Report how many lines hold the word "Column"; give nothing but the number.

[Dataset records]
>> START

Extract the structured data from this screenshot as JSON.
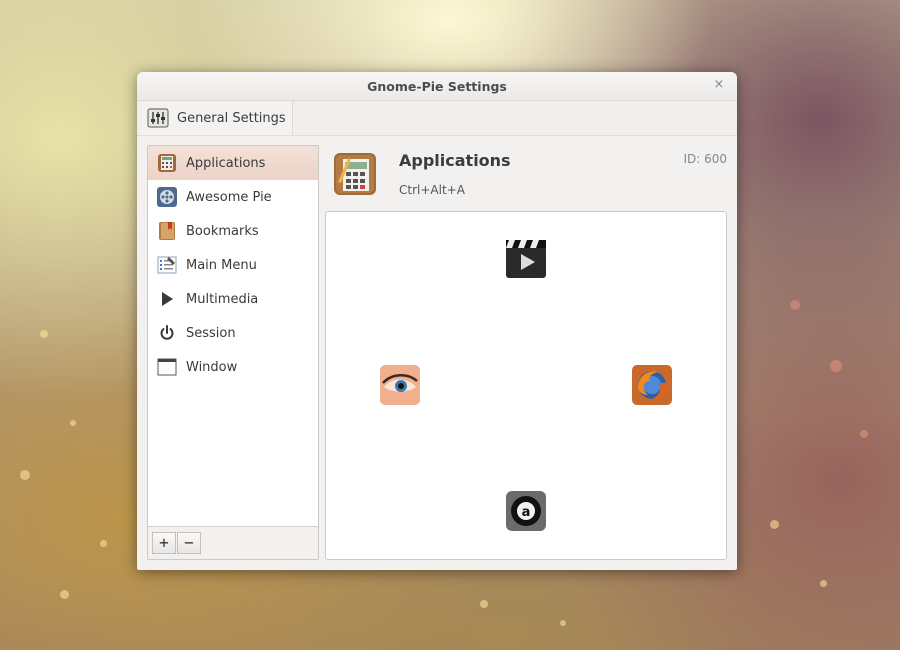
{
  "window": {
    "title": "Gnome-Pie Settings",
    "close_glyph": "×"
  },
  "toolbar": {
    "tab_label": "General Settings",
    "tab_icon": "sliders-icon"
  },
  "sidebar": {
    "items": [
      {
        "label": "Applications",
        "icon": "calculator-icon",
        "selected": true
      },
      {
        "label": "Awesome Pie",
        "icon": "film-reel-icon",
        "selected": false
      },
      {
        "label": "Bookmarks",
        "icon": "bookmark-book-icon",
        "selected": false
      },
      {
        "label": "Main Menu",
        "icon": "main-menu-icon",
        "selected": false
      },
      {
        "label": "Multimedia",
        "icon": "play-icon",
        "selected": false
      },
      {
        "label": "Session",
        "icon": "power-icon",
        "selected": false
      },
      {
        "label": "Window",
        "icon": "window-icon",
        "selected": false
      }
    ],
    "add_label": "+",
    "remove_label": "−"
  },
  "pie": {
    "name": "Applications",
    "hotkey": "Ctrl+Alt+A",
    "id_label": "ID: 600",
    "slices": [
      {
        "icon": "video-player-icon"
      },
      {
        "icon": "firefox-icon"
      },
      {
        "icon": "amarok-icon"
      },
      {
        "icon": "eye-viewer-icon"
      }
    ]
  },
  "colors": {
    "selection": "#ecd3c8",
    "window_bg": "#f2f1f0"
  }
}
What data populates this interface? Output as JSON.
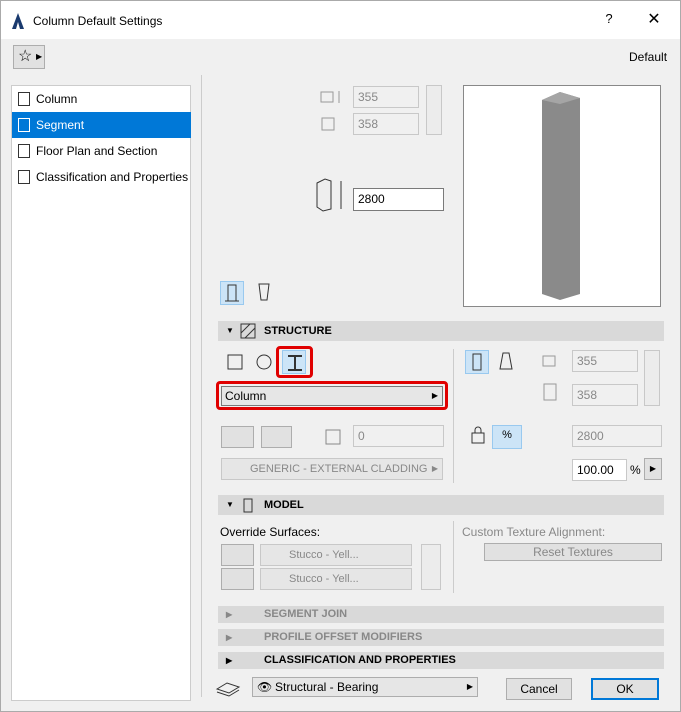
{
  "window": {
    "title": "Column Default Settings",
    "help": "?",
    "close": "✕",
    "default_label": "Default"
  },
  "sidebar": {
    "items": [
      {
        "label": "Column"
      },
      {
        "label": "Segment"
      },
      {
        "label": "Floor Plan and Section"
      },
      {
        "label": "Classification and Properties"
      }
    ]
  },
  "top": {
    "width1": "355",
    "width2": "358",
    "height": "2800"
  },
  "structure": {
    "header": "STRUCTURE",
    "profile_select": "Column",
    "offset_value": "0",
    "material": "GENERIC - EXTERNAL CLADDING",
    "right_width1": "355",
    "right_width2": "358",
    "right_height": "2800",
    "percent_value": "100.00",
    "percent_unit": "%",
    "percent_btn": "%"
  },
  "model": {
    "header": "MODEL",
    "override_label": "Override Surfaces:",
    "surface1": "Stucco - Yell...",
    "surface2": "Stucco - Yell...",
    "texture_label": "Custom Texture Alignment:",
    "reset_button": "Reset Textures"
  },
  "panels": {
    "segment_join": "SEGMENT JOIN",
    "profile_offset": "PROFILE OFFSET MODIFIERS",
    "classification": "CLASSIFICATION AND PROPERTIES"
  },
  "footer": {
    "layer": "Structural - Bearing",
    "cancel": "Cancel",
    "ok": "OK"
  }
}
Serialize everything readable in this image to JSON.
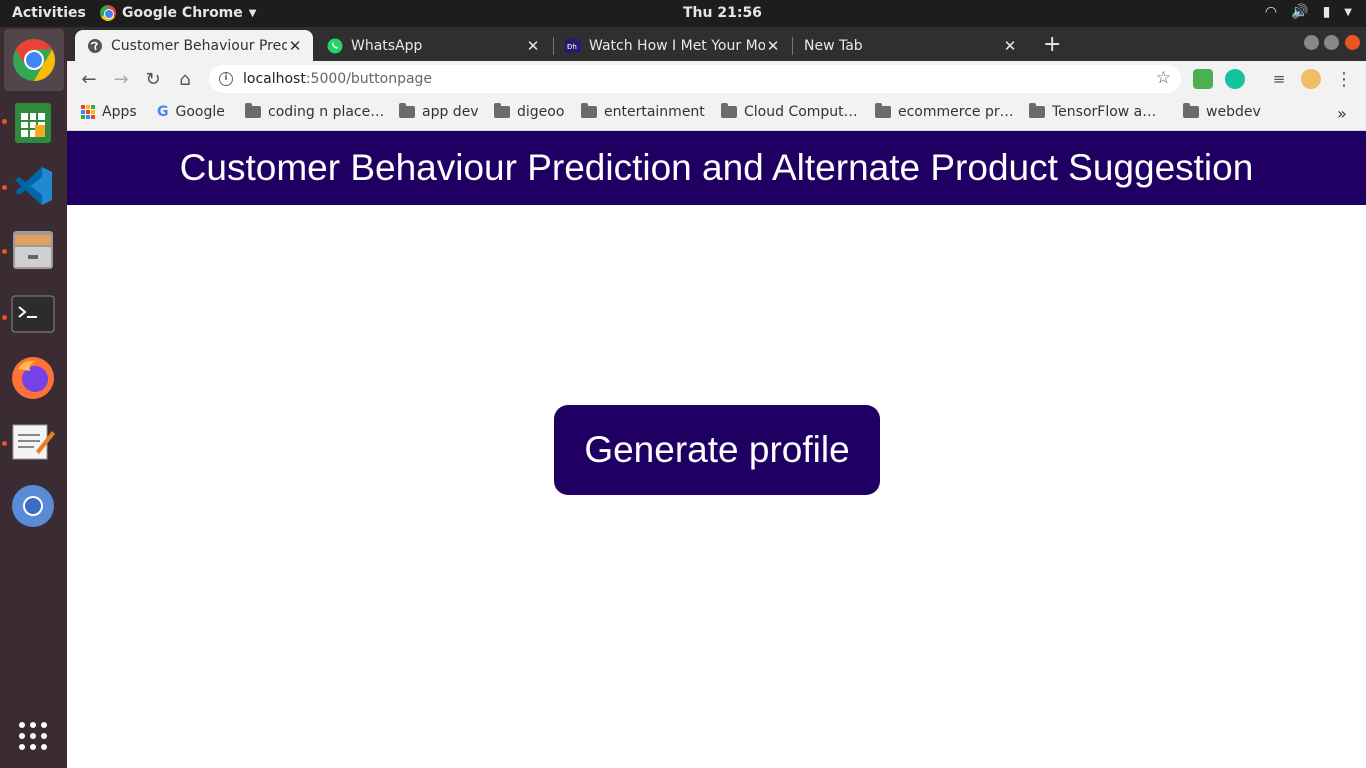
{
  "system": {
    "activities": "Activities",
    "app_name": "Google Chrome",
    "clock": "Thu 21:56"
  },
  "tabs": [
    {
      "title": "Customer Behaviour Pred",
      "icon": "globe-icon",
      "active": true
    },
    {
      "title": "WhatsApp",
      "icon": "whatsapp-icon",
      "active": false
    },
    {
      "title": "Watch How I Met Your Mo",
      "icon": "dh-icon",
      "active": false
    },
    {
      "title": "New Tab",
      "icon": "",
      "active": false
    }
  ],
  "omnibox": {
    "host": "localhost",
    "path": ":5000/buttonpage"
  },
  "bookmarks": [
    {
      "label": "Apps",
      "icon": "apps-grid-icon"
    },
    {
      "label": "Google",
      "icon": "google-icon"
    },
    {
      "label": "coding n place…",
      "icon": "folder-icon"
    },
    {
      "label": "app dev",
      "icon": "folder-icon"
    },
    {
      "label": "digeoo",
      "icon": "folder-icon"
    },
    {
      "label": "entertainment",
      "icon": "folder-icon"
    },
    {
      "label": "Cloud Comput…",
      "icon": "folder-icon"
    },
    {
      "label": "ecommerce pr…",
      "icon": "folder-icon"
    },
    {
      "label": "TensorFlow a…",
      "icon": "folder-icon"
    },
    {
      "label": "webdev",
      "icon": "folder-icon"
    }
  ],
  "page": {
    "heading": "Customer Behaviour Prediction and Alternate Product Suggestion",
    "button_label": "Generate profile"
  },
  "colors": {
    "brand": "#1f0062",
    "dock": "#3b2c34",
    "accent_dot": "#e95420"
  }
}
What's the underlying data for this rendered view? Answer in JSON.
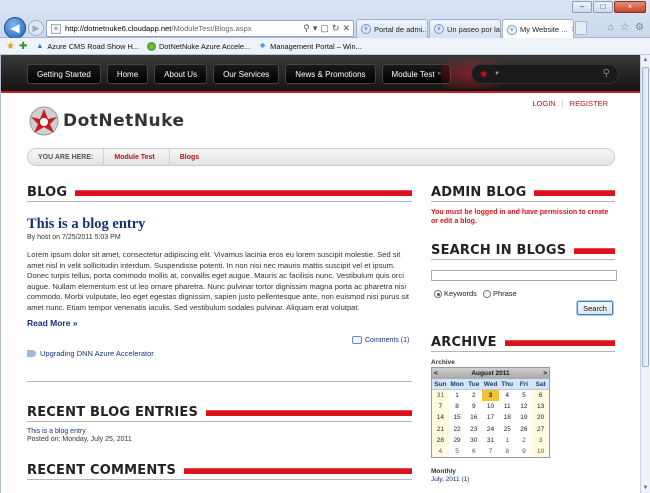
{
  "browser": {
    "url_host": "http://dotnetnuke6.cloudapp.net",
    "url_path": "/ModuleTest/Blogs.aspx",
    "tabs": [
      {
        "label": "Portal de admi..."
      },
      {
        "label": "Un paseo por la..."
      },
      {
        "label": "My Website ..."
      }
    ],
    "favorites": [
      {
        "label": "Azure CMS Road Show H..."
      },
      {
        "label": "DotNetNuke Azure Accele..."
      },
      {
        "label": "Management Portal – Win..."
      }
    ]
  },
  "nav": {
    "items": [
      {
        "label": "Getting Started"
      },
      {
        "label": "Home"
      },
      {
        "label": "About Us"
      },
      {
        "label": "Our Services"
      },
      {
        "label": "News & Promotions"
      },
      {
        "label": "Module Test"
      }
    ]
  },
  "header": {
    "login": "LOGIN",
    "register": "REGISTER",
    "logo_text_a": "DotNet",
    "logo_text_b": "Nuke"
  },
  "breadcrumb": {
    "label": "YOU ARE HERE:",
    "items": [
      "Module Test",
      "Blogs"
    ]
  },
  "blog": {
    "heading": "BLOG",
    "entry_title": "This is a blog entry",
    "entry_meta": "By host on 7/25/2011 5:03 PM",
    "entry_body": "Lorem ipsum dolor sit amet, consectetur adipiscing elit. Vivamus lacinia eros eu lorem suscipit molestie. Sed sit amet nisl in velit sollicitudin interdum. Suspendisse potenti. In non nisi nec mauris mattis suscipit vel et ipsum. Donec turpis tellus, porta commodo mollis at, convallis eget augue. Mauris ac facilisis nunc. Vestibulum quis orci augue. Nullam elementum est ut leo ornare pharetra. Nunc pulvinar tortor dignissim magna porta ac pharetra nisi commodo. Morbi vulputate, leo eget egestas dignissim, sapien justo pellentesque ante, non euismod nisi purus sit amet nunc. Etiam tempor venenatis iaculis. Sed vestibulum sodales pulvinar. Aliquam erat volutpat.",
    "read_more": "Read More »",
    "comments": "Comments (1)",
    "tag": "Upgrading DNN Azure Accelerator"
  },
  "recent_entries": {
    "heading": "RECENT BLOG ENTRIES",
    "link": "This is a blog entry",
    "posted": "Posted on: Monday, July 25, 2011"
  },
  "recent_comments": {
    "heading": "RECENT COMMENTS"
  },
  "admin_blog": {
    "heading": "ADMIN BLOG",
    "message": "You must be logged in and have permission to create or edit a blog."
  },
  "search_blogs": {
    "heading": "SEARCH IN BLOGS",
    "option_keywords": "Keywords",
    "option_phrase": "Phrase",
    "button": "Search"
  },
  "archive": {
    "heading": "ARCHIVE",
    "label": "Archive",
    "month": "August 2011",
    "prev": "<",
    "next": ">",
    "dow": [
      "Sun",
      "Mon",
      "Tue",
      "Wed",
      "Thu",
      "Fri",
      "Sat"
    ],
    "weeks": [
      [
        "31",
        "1",
        "2",
        "3",
        "4",
        "5",
        "6"
      ],
      [
        "7",
        "8",
        "9",
        "10",
        "11",
        "12",
        "13"
      ],
      [
        "14",
        "15",
        "16",
        "17",
        "18",
        "19",
        "20"
      ],
      [
        "21",
        "22",
        "23",
        "24",
        "25",
        "26",
        "27"
      ],
      [
        "28",
        "29",
        "30",
        "31",
        "1",
        "2",
        "3"
      ],
      [
        "4",
        "5",
        "6",
        "7",
        "8",
        "9",
        "10"
      ]
    ],
    "monthly_label": "Monthly",
    "monthly_link": "July, 2011 (1)"
  },
  "colors": {
    "accent_red": "#d9121c",
    "link_blue": "#14317a",
    "nav_bg": "#111111"
  }
}
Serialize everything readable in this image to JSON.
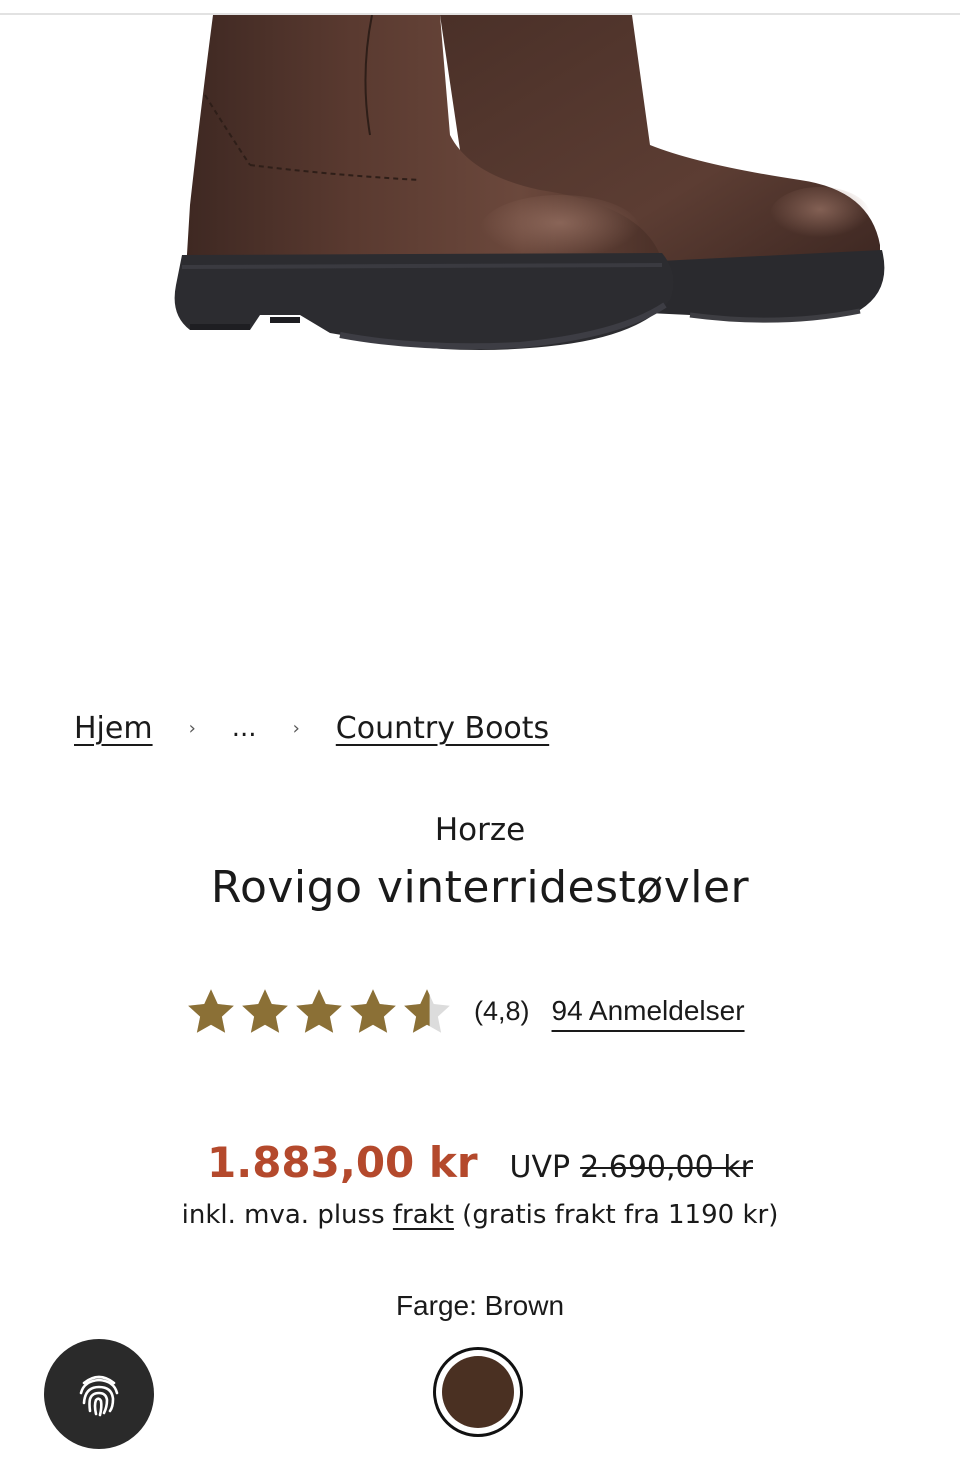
{
  "breadcrumb": {
    "home": "Hjem",
    "ellipsis": "...",
    "separator": "›",
    "category": "Country Boots"
  },
  "product": {
    "brand": "Horze",
    "title": "Rovigo vinterridestøvler"
  },
  "rating": {
    "value": "(4,8)",
    "score": 4.8,
    "max": 5,
    "reviews_label": "94 Anmeldelser",
    "star_color": "#8b7036"
  },
  "pricing": {
    "sale_price": "1.883,00 kr",
    "uvp_label": "UVP",
    "original_price": "2.690,00 kr",
    "sale_color": "#b4492c",
    "tax_prefix": "inkl. mva. pluss ",
    "tax_link": "frakt",
    "tax_suffix": " (gratis frakt fra 1190 kr)"
  },
  "color": {
    "label": "Farge: Brown",
    "swatch_color": "#4a3022"
  },
  "icons": {
    "star": "star-icon",
    "fingerprint": "fingerprint-icon"
  }
}
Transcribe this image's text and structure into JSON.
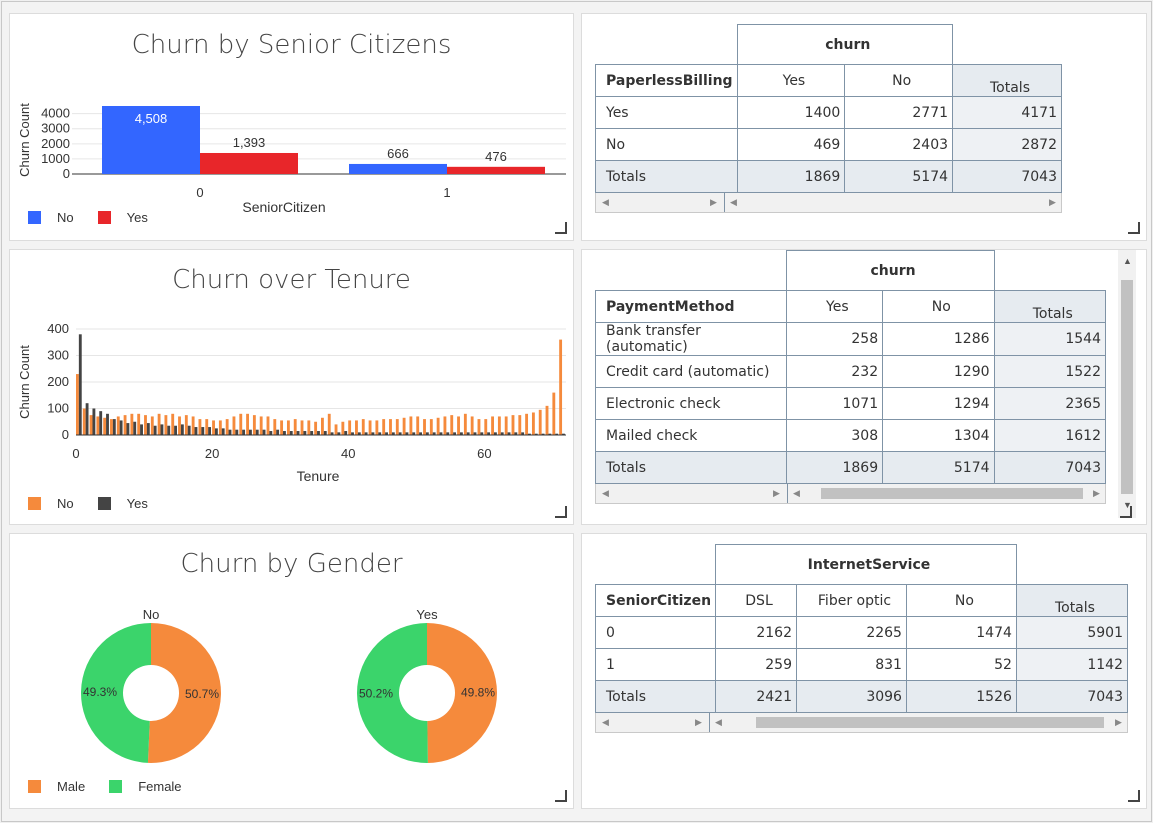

>> END

■ **COMPLETE RESPONSE**
3